EXERCISE PROMPT — Repeat the data below exactly, dropping any pictures it holds.

Figure contents as structured data
* * * * *

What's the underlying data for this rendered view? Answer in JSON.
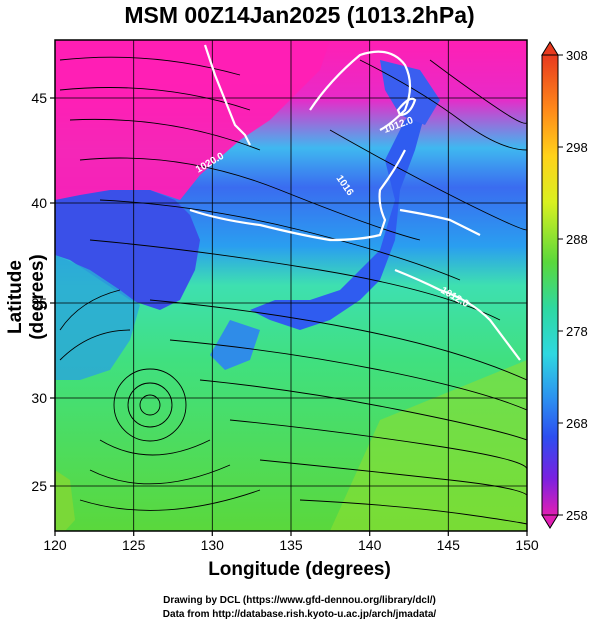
{
  "title": "MSM 00Z14Jan2025 (1013.2hPa)",
  "xlabel": "Longitude (degrees)",
  "ylabel": "Latitude  (degrees)",
  "x_ticks": [
    "120",
    "125",
    "130",
    "135",
    "140",
    "145",
    "150"
  ],
  "y_ticks": [
    "25",
    "30",
    "35",
    "40",
    "45"
  ],
  "colorbar_ticks": [
    "308",
    "298",
    "288",
    "278",
    "268",
    "258"
  ],
  "contours": [
    {
      "label": "1020.0"
    },
    {
      "label": "1016"
    },
    {
      "label": "1012.0"
    },
    {
      "label": "1012.0"
    }
  ],
  "credits": [
    "Drawing by DCL (https://www.gfd-dennou.org/library/dcl/)",
    "Data from http://database.rish.kyoto-u.ac.jp/arch/jmadata/"
  ],
  "colors": {
    "magenta": "#ff1fb4",
    "violet": "#7a20e0",
    "blue": "#2c4ef0",
    "cyan": "#2fd8e0",
    "green": "#33d24a",
    "yellow": "#e6f020",
    "orange": "#ff8a1a",
    "red": "#f03020"
  }
}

* * * * *

WRITTEN RESPONSE —
What's the underlying data for this rendered view? Answer in JSON.
{
  "title": "MSM 00Z14Jan2025 (1013.2hPa)",
  "xlabel": "Longitude (degrees)",
  "ylabel": "Latitude  (degrees)",
  "x_ticks": [
    "120",
    "125",
    "130",
    "135",
    "140",
    "145",
    "150"
  ],
  "y_ticks": [
    "25",
    "30",
    "35",
    "40",
    "45"
  ],
  "colorbar_ticks": [
    "308",
    "298",
    "288",
    "278",
    "268",
    "258"
  ],
  "contours": [
    {
      "label": "1020.0"
    },
    {
      "label": "1016"
    },
    {
      "label": "1012.0"
    },
    {
      "label": "1012.0"
    }
  ],
  "credits": [
    "Drawing by DCL (https://www.gfd-dennou.org/library/dcl/)",
    "Data from http://database.rish.kyoto-u.ac.jp/arch/jmadata/"
  ],
  "colors": {
    "magenta": "#ff1fb4",
    "violet": "#7a20e0",
    "blue": "#2c4ef0",
    "cyan": "#2fd8e0",
    "green": "#33d24a",
    "yellow": "#e6f020",
    "orange": "#ff8a1a",
    "red": "#f03020"
  }
}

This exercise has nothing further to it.